==== INPUT DATA

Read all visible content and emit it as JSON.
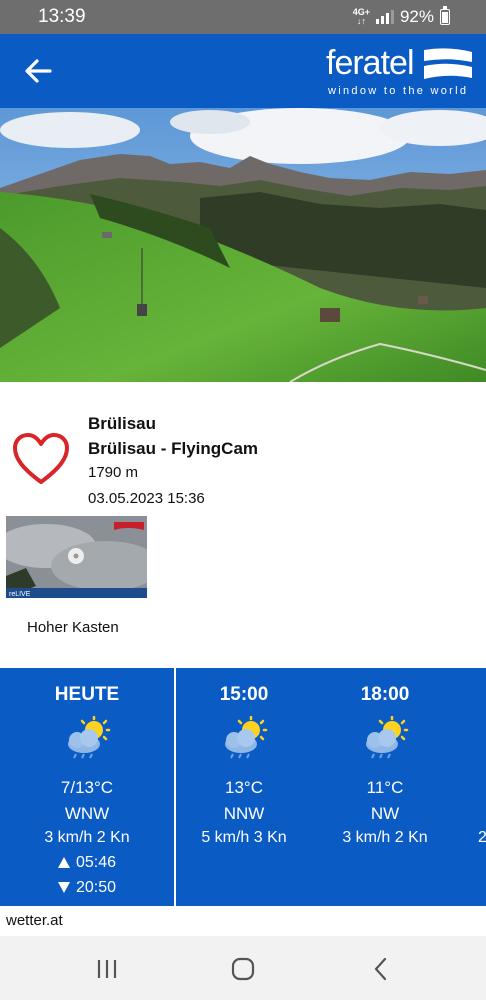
{
  "status_bar": {
    "time": "13:39",
    "network": "4G+",
    "battery": "92%"
  },
  "header": {
    "brand": "feratel",
    "tagline": "window to the world",
    "colors": {
      "primary": "#0a5bc4"
    },
    "icons": {
      "back": "arrow-left-icon",
      "logo": "feratel-flag-logo"
    }
  },
  "webcam": {
    "place": "Brülisau",
    "name": "Brülisau - FlyingCam",
    "altitude": "1790 m",
    "timestamp": "03.05.2023 15:36",
    "favorite_icon": "heart-outline-icon",
    "favorite_color": "#d9252a"
  },
  "related": {
    "thumb_badge": "reLIVE",
    "label": "Hoher Kasten"
  },
  "weather": {
    "columns": [
      {
        "label": "HEUTE",
        "icon": "partly-sunny-rain-icon",
        "temp": "7/13°C",
        "dir": "WNW",
        "wind": "3 km/h 2 Kn",
        "sunrise": "05:46",
        "sunset": "20:50"
      },
      {
        "label": "15:00",
        "icon": "partly-sunny-rain-icon",
        "temp": "13°C",
        "dir": "NNW",
        "wind": "5 km/h 3 Kn"
      },
      {
        "label": "18:00",
        "icon": "partly-sunny-rain-icon",
        "temp": "11°C",
        "dir": "NW",
        "wind": "3 km/h 2 Kn"
      }
    ],
    "clipped_text": "2"
  },
  "source": "wetter.at",
  "nav": {
    "icons": [
      "recent-apps-icon",
      "home-icon",
      "back-icon"
    ]
  }
}
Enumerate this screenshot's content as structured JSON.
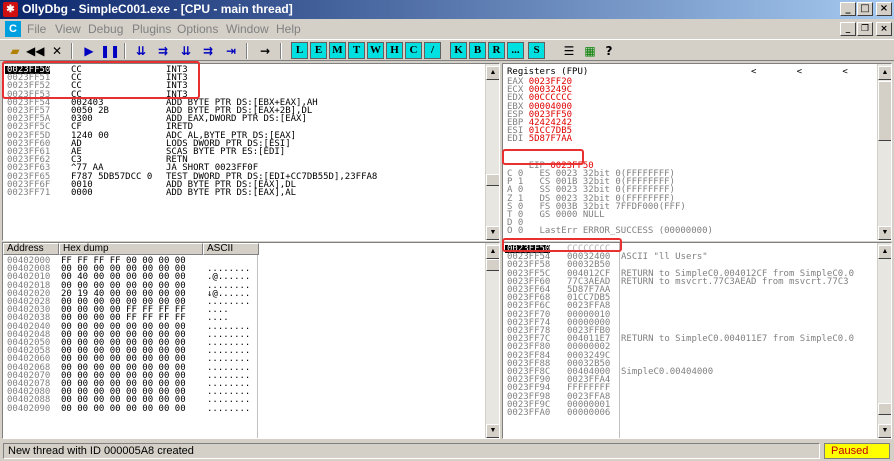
{
  "window": {
    "title": "OllyDbg - SimpleC001.exe - [CPU - main thread]",
    "app_icon": "bug-icon"
  },
  "menu": {
    "c_label": "C",
    "items": [
      "File",
      "View",
      "Debug",
      "Plugins",
      "Options",
      "Window",
      "Help"
    ]
  },
  "toolbar": {
    "letters": [
      "L",
      "E",
      "M",
      "T",
      "W",
      "H",
      "C",
      "/",
      "K",
      "B",
      "R",
      "...",
      "S"
    ]
  },
  "disasm": {
    "rows": [
      {
        "addr": "0023FF50",
        "hex": "CC",
        "instr": "INT3",
        "selected": true
      },
      {
        "addr": "0023FF51",
        "hex": "CC",
        "instr": "INT3"
      },
      {
        "addr": "0023FF52",
        "hex": "CC",
        "instr": "INT3"
      },
      {
        "addr": "0023FF53",
        "hex": "CC",
        "instr": "INT3"
      },
      {
        "addr": "0023FF54",
        "hex": "002403",
        "instr": "ADD BYTE PTR DS:[EBX+EAX],AH"
      },
      {
        "addr": "0023FF57",
        "hex": "0050 2B",
        "instr": "ADD BYTE PTR DS:[EAX+2B],DL"
      },
      {
        "addr": "0023FF5A",
        "hex": "0300",
        "instr": "ADD EAX,DWORD PTR DS:[EAX]"
      },
      {
        "addr": "0023FF5C",
        "hex": "CF",
        "instr": "IRETD"
      },
      {
        "addr": "0023FF5D",
        "hex": "1240 00",
        "instr": "ADC AL,BYTE PTR DS:[EAX]"
      },
      {
        "addr": "0023FF60",
        "hex": "AD",
        "instr": "LODS DWORD PTR DS:[ESI]"
      },
      {
        "addr": "0023FF61",
        "hex": "AE",
        "instr": "SCAS BYTE PTR ES:[EDI]"
      },
      {
        "addr": "0023FF62",
        "hex": "C3",
        "instr": "RETN"
      },
      {
        "addr": "0023FF63",
        "hex": "^77 AA",
        "instr": "JA SHORT 0023FF0F"
      },
      {
        "addr": "0023FF65",
        "hex": "F787 5DB57DCC 0",
        "instr": "TEST DWORD PTR DS:[EDI+CC7DB55D],23FFA8"
      },
      {
        "addr": "0023FF6F",
        "hex": "0010",
        "instr": "ADD BYTE PTR DS:[EAX],DL"
      },
      {
        "addr": "0023FF71",
        "hex": "0000",
        "instr": "ADD BYTE PTR DS:[EAX],AL"
      }
    ]
  },
  "registers": {
    "header": "Registers (FPU)",
    "nav": "<   <   <   <   <",
    "gp": [
      {
        "name": "EAX",
        "value": "0023FF20"
      },
      {
        "name": "ECX",
        "value": "0003249C"
      },
      {
        "name": "EDX",
        "value": "00CCCCCC"
      },
      {
        "name": "EBX",
        "value": "00004000"
      },
      {
        "name": "ESP",
        "value": "0023FF50"
      },
      {
        "name": "EBP",
        "value": "42424242"
      },
      {
        "name": "ESI",
        "value": "01CC7DB5"
      },
      {
        "name": "EDI",
        "value": "5D87F7AA"
      }
    ],
    "eip": {
      "name": "EIP",
      "value": "0023FF50"
    },
    "flags": [
      "C 0   ES 0023 32bit 0(FFFFFFFF)",
      "P 1   CS 001B 32bit 0(FFFFFFFF)",
      "A 0   SS 0023 32bit 0(FFFFFFFF)",
      "Z 1   DS 0023 32bit 0(FFFFFFFF)",
      "S 0   FS 003B 32bit 7FFDF000(FFF)",
      "T 0   GS 0000 NULL",
      "D 0",
      "O 0   LastErr ERROR_SUCCESS (00000000)"
    ]
  },
  "dump": {
    "headers": {
      "address": "Address",
      "hex": "Hex dump",
      "ascii": "ASCII"
    },
    "rows": [
      {
        "addr": "00402000",
        "hex": "FF FF FF FF 00 00 00 00",
        "ascii": ""
      },
      {
        "addr": "00402008",
        "hex": "00 00 00 00 00 00 00 00",
        "ascii": "........"
      },
      {
        "addr": "00402010",
        "hex": "00 40 00 00 00 00 00 00",
        "ascii": ".@......"
      },
      {
        "addr": "00402018",
        "hex": "00 00 00 00 00 00 00 00",
        "ascii": "........"
      },
      {
        "addr": "00402020",
        "hex": "20 19 40 00 00 00 00 00",
        "ascii": "↓@......"
      },
      {
        "addr": "00402028",
        "hex": "00 00 00 00 00 00 00 00",
        "ascii": "........"
      },
      {
        "addr": "00402030",
        "hex": "00 00 00 00 FF FF FF FF",
        "ascii": "...."
      },
      {
        "addr": "00402038",
        "hex": "00 00 00 00 FF FF FF FF",
        "ascii": "...."
      },
      {
        "addr": "00402040",
        "hex": "00 00 00 00 00 00 00 00",
        "ascii": "........"
      },
      {
        "addr": "00402048",
        "hex": "00 00 00 00 00 00 00 00",
        "ascii": "........"
      },
      {
        "addr": "00402050",
        "hex": "00 00 00 00 00 00 00 00",
        "ascii": "........"
      },
      {
        "addr": "00402058",
        "hex": "00 00 00 00 00 00 00 00",
        "ascii": "........"
      },
      {
        "addr": "00402060",
        "hex": "00 00 00 00 00 00 00 00",
        "ascii": "........"
      },
      {
        "addr": "00402068",
        "hex": "00 00 00 00 00 00 00 00",
        "ascii": "........"
      },
      {
        "addr": "00402070",
        "hex": "00 00 00 00 00 00 00 00",
        "ascii": "........"
      },
      {
        "addr": "00402078",
        "hex": "00 00 00 00 00 00 00 00",
        "ascii": "........"
      },
      {
        "addr": "00402080",
        "hex": "00 00 00 00 00 00 00 00",
        "ascii": "........"
      },
      {
        "addr": "00402088",
        "hex": "00 00 00 00 00 00 00 00",
        "ascii": "........"
      },
      {
        "addr": "00402090",
        "hex": "00 00 00 00 00 00 00 00",
        "ascii": "........"
      }
    ]
  },
  "stack": {
    "rows": [
      {
        "addr": "0023FF50",
        "value": "CCCCCCCC",
        "comment": "",
        "selected": true
      },
      {
        "addr": "0023FF54",
        "value": "00032400",
        "comment": "ASCII \"ll Users\""
      },
      {
        "addr": "0023FF58",
        "value": "00032B50",
        "comment": ""
      },
      {
        "addr": "0023FF5C",
        "value": "004012CF",
        "comment": "RETURN to SimpleC0.004012CF from SimpleC0.0"
      },
      {
        "addr": "0023FF60",
        "value": "77C3AEAD",
        "comment": "RETURN to msvcrt.77C3AEAD from msvcrt.77C3"
      },
      {
        "addr": "0023FF64",
        "value": "5D87F7AA",
        "comment": ""
      },
      {
        "addr": "0023FF68",
        "value": "01CC7DB5",
        "comment": ""
      },
      {
        "addr": "0023FF6C",
        "value": "0023FFA8",
        "comment": ""
      },
      {
        "addr": "0023FF70",
        "value": "00000010",
        "comment": ""
      },
      {
        "addr": "0023FF74",
        "value": "00000000",
        "comment": ""
      },
      {
        "addr": "0023FF78",
        "value": "0023FFB0",
        "comment": ""
      },
      {
        "addr": "0023FF7C",
        "value": "004011E7",
        "comment": "RETURN to SimpleC0.004011E7 from SimpleC0.0"
      },
      {
        "addr": "0023FF80",
        "value": "00000002",
        "comment": ""
      },
      {
        "addr": "0023FF84",
        "value": "0003249C",
        "comment": ""
      },
      {
        "addr": "0023FF88",
        "value": "00032B50",
        "comment": ""
      },
      {
        "addr": "0023FF8C",
        "value": "00404000",
        "comment": "SimpleC0.00404000"
      },
      {
        "addr": "0023FF90",
        "value": "0023FFA4",
        "comment": ""
      },
      {
        "addr": "0023FF94",
        "value": "FFFFFFFF",
        "comment": ""
      },
      {
        "addr": "0023FF98",
        "value": "0023FFA8",
        "comment": ""
      },
      {
        "addr": "0023FF9C",
        "value": "00000001",
        "comment": ""
      },
      {
        "addr": "0023FFA0",
        "value": "00000006",
        "comment": ""
      }
    ]
  },
  "status": {
    "message": "New thread with ID 000005A8 created",
    "state": "Paused"
  },
  "colors": {
    "highlight": "#e83030",
    "register_changed": "#e00000",
    "selected_row_bg": "#000000",
    "paused_bg": "#ffff00"
  }
}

========

## THE REQUEST
Identify each line in the entries with the word "BYTE" and copy it.

## WRITTEN ANSWER
        "instr": "ADD BYTE PTR DS:[EBX+EAX],AH"
        "instr": "ADD BYTE PTR DS:[EAX+2B],DL"
        "instr": "ADC AL,BYTE PTR DS:[EAX]"
        "instr": "SCAS BYTE PTR ES:[EDI]"
        "instr": "ADD BYTE PTR DS:[EAX],DL"
        "instr": "ADD BYTE PTR DS:[EAX],AL"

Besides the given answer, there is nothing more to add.